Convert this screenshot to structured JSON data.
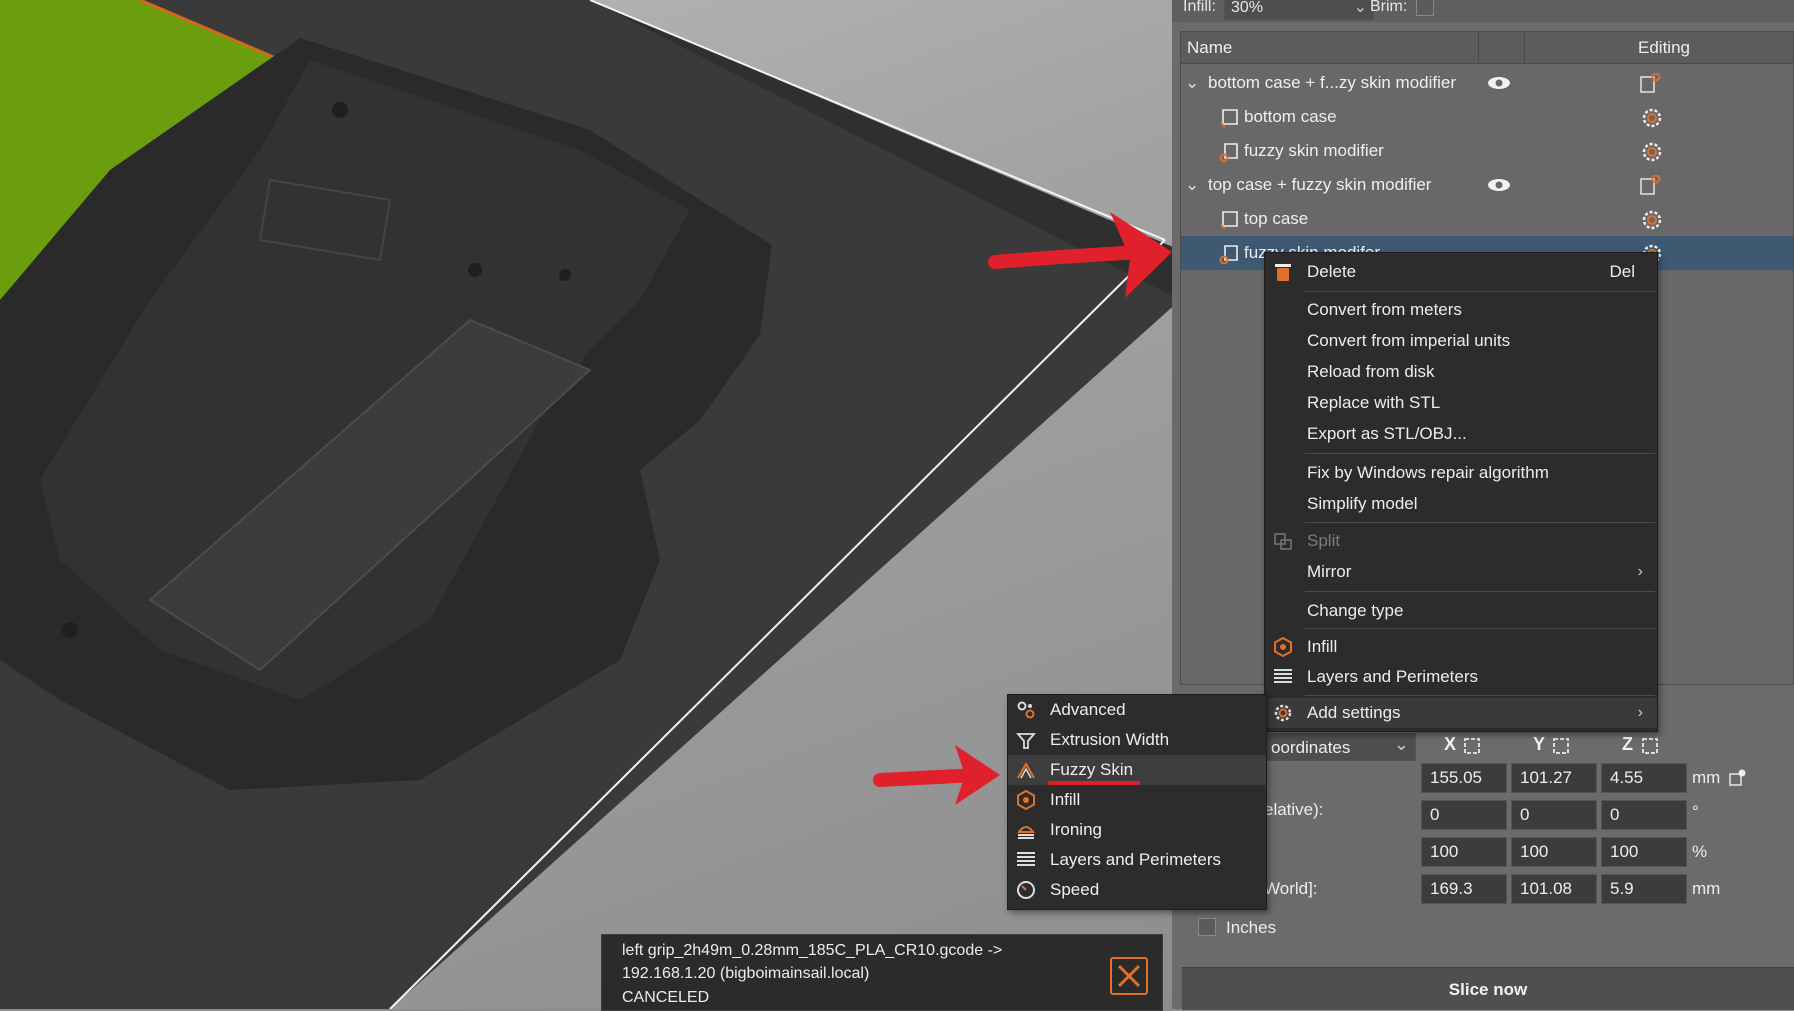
{
  "topbar": {
    "infill_label": "Infill:",
    "infill_value": "30%",
    "brim_label": "Brim:"
  },
  "tree": {
    "col_name": "Name",
    "col_editing": "Editing",
    "rows": [
      {
        "label": "bottom case + f...zy skin modifier"
      },
      {
        "label": "bottom case"
      },
      {
        "label": "fuzzy skin modifier"
      },
      {
        "label": "top case + fuzzy skin modifier"
      },
      {
        "label": "top case"
      },
      {
        "label": "fuzzy skin modifer"
      }
    ]
  },
  "context_menu": {
    "delete": "Delete",
    "delete_shortcut": "Del",
    "convert_meters": "Convert from meters",
    "convert_imperial": "Convert from imperial units",
    "reload": "Reload from disk",
    "replace_stl": "Replace with STL",
    "export": "Export as STL/OBJ...",
    "fix_windows": "Fix by Windows repair algorithm",
    "simplify": "Simplify model",
    "split": "Split",
    "mirror": "Mirror",
    "change_type": "Change type",
    "infill": "Infill",
    "layers": "Layers and Perimeters",
    "add_settings": "Add settings"
  },
  "submenu": {
    "advanced": "Advanced",
    "extrusion_width": "Extrusion Width",
    "fuzzy_skin": "Fuzzy Skin",
    "infill": "Infill",
    "ironing": "Ironing",
    "layers": "Layers and Perimeters",
    "speed": "Speed"
  },
  "coordinates": {
    "combo": "oordinates",
    "axis_x": "X",
    "axis_y": "Y",
    "axis_z": "Z",
    "rotation_label": "elative):",
    "size_label": "World]:",
    "position": [
      "155.05",
      "101.27",
      "4.55"
    ],
    "position_unit": "mm",
    "rotation": [
      "0",
      "0",
      "0"
    ],
    "rotation_unit": "°",
    "scale": [
      "100",
      "100",
      "100"
    ],
    "scale_unit": "%",
    "size": [
      "169.3",
      "101.08",
      "5.9"
    ],
    "size_unit": "mm",
    "inches_label": "Inches"
  },
  "slice_button": "Slice now",
  "notification": {
    "line1": "left grip_2h49m_0.28mm_185C_PLA_CR10.gcode ->",
    "line2": "192.168.1.20 (bigboimainsail.local)",
    "line3": "CANCELED"
  },
  "colors": {
    "accent": "#e2702a",
    "arrow": "#e0202a",
    "selection": "#3f5972",
    "green_plate": "#6a9e0e"
  }
}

**Brief:** Copy the listing word for word, excluding its pictures.

**Answer to the problem:**
Convert this screenshot to structured JSON data.
{
  "topbar": {
    "infill_label": "Infill:",
    "infill_value": "30%",
    "brim_label": "Brim:"
  },
  "tree": {
    "col_name": "Name",
    "col_editing": "Editing",
    "rows": [
      {
        "label": "bottom case + f...zy skin modifier"
      },
      {
        "label": "bottom case"
      },
      {
        "label": "fuzzy skin modifier"
      },
      {
        "label": "top case + fuzzy skin modifier"
      },
      {
        "label": "top case"
      },
      {
        "label": "fuzzy skin modifer"
      }
    ]
  },
  "context_menu": {
    "delete": "Delete",
    "delete_shortcut": "Del",
    "convert_meters": "Convert from meters",
    "convert_imperial": "Convert from imperial units",
    "reload": "Reload from disk",
    "replace_stl": "Replace with STL",
    "export": "Export as STL/OBJ...",
    "fix_windows": "Fix by Windows repair algorithm",
    "simplify": "Simplify model",
    "split": "Split",
    "mirror": "Mirror",
    "change_type": "Change type",
    "infill": "Infill",
    "layers": "Layers and Perimeters",
    "add_settings": "Add settings"
  },
  "submenu": {
    "advanced": "Advanced",
    "extrusion_width": "Extrusion Width",
    "fuzzy_skin": "Fuzzy Skin",
    "infill": "Infill",
    "ironing": "Ironing",
    "layers": "Layers and Perimeters",
    "speed": "Speed"
  },
  "coordinates": {
    "combo": "oordinates",
    "axis_x": "X",
    "axis_y": "Y",
    "axis_z": "Z",
    "rotation_label": "elative):",
    "size_label": "World]:",
    "position": [
      "155.05",
      "101.27",
      "4.55"
    ],
    "position_unit": "mm",
    "rotation": [
      "0",
      "0",
      "0"
    ],
    "rotation_unit": "°",
    "scale": [
      "100",
      "100",
      "100"
    ],
    "scale_unit": "%",
    "size": [
      "169.3",
      "101.08",
      "5.9"
    ],
    "size_unit": "mm",
    "inches_label": "Inches"
  },
  "slice_button": "Slice now",
  "notification": {
    "line1": "left grip_2h49m_0.28mm_185C_PLA_CR10.gcode ->",
    "line2": "192.168.1.20 (bigboimainsail.local)",
    "line3": "CANCELED"
  },
  "colors": {
    "accent": "#e2702a",
    "arrow": "#e0202a",
    "selection": "#3f5972",
    "green_plate": "#6a9e0e"
  }
}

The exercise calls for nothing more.